Count every line of the listing where the string "Cores" occurs, and reply with the count alone.

··· Materials provided

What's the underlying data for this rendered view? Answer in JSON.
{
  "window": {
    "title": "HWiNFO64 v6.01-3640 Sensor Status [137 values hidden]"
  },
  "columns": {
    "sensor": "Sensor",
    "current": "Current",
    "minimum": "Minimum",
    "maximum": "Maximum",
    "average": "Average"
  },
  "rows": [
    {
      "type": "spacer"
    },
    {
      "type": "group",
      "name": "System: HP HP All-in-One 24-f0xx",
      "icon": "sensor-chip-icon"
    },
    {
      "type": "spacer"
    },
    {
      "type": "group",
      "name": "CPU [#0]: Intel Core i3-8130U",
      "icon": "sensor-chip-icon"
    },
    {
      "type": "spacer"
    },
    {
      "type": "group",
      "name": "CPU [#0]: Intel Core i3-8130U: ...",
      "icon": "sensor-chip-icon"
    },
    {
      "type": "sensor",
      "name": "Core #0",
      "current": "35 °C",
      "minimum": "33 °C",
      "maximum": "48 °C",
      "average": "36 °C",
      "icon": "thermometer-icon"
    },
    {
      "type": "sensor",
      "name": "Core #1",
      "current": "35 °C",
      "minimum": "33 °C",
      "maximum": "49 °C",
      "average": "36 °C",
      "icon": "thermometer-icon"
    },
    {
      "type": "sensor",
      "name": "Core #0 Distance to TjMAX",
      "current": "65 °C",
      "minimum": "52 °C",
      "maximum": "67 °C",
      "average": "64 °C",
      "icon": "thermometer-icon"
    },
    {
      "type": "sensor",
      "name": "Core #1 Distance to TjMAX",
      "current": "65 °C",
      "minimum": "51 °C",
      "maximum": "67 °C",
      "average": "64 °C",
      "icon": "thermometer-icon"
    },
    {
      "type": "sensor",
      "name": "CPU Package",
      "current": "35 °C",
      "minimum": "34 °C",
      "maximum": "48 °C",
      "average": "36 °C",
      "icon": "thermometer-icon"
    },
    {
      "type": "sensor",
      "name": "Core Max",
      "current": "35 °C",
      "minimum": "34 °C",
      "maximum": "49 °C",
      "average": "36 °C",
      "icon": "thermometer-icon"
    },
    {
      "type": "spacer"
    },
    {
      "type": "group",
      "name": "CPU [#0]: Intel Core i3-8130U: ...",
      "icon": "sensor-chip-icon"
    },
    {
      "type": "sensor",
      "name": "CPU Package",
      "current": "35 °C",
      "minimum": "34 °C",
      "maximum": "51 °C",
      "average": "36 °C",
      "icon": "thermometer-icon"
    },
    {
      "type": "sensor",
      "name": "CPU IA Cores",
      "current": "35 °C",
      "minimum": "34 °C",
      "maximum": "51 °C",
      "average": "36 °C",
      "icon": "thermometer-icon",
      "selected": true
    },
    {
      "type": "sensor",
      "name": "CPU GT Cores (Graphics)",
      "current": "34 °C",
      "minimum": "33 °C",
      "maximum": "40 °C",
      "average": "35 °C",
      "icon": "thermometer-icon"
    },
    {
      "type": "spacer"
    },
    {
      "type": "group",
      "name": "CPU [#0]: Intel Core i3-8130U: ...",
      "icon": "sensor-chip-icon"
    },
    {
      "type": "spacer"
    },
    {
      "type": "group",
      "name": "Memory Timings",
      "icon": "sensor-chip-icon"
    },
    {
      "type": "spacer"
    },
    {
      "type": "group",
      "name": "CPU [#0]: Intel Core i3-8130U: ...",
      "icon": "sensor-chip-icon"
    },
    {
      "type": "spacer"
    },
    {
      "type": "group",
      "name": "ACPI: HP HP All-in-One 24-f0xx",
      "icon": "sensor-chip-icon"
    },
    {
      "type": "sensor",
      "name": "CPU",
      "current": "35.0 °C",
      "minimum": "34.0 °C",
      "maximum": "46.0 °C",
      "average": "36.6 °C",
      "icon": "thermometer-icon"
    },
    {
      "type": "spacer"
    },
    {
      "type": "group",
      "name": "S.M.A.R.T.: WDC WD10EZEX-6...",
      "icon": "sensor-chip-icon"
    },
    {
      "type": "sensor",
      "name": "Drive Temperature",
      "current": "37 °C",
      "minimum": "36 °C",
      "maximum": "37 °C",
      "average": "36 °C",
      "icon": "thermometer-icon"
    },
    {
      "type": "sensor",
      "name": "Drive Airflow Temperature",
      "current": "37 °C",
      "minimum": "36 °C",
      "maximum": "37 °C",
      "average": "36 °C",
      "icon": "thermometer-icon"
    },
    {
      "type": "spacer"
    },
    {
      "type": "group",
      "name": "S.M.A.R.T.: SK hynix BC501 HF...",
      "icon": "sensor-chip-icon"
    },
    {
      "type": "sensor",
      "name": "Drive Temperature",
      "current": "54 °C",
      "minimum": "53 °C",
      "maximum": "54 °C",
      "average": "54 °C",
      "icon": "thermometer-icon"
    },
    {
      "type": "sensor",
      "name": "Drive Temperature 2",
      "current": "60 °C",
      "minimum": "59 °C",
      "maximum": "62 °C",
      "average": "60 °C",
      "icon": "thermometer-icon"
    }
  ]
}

······

Task solution -
2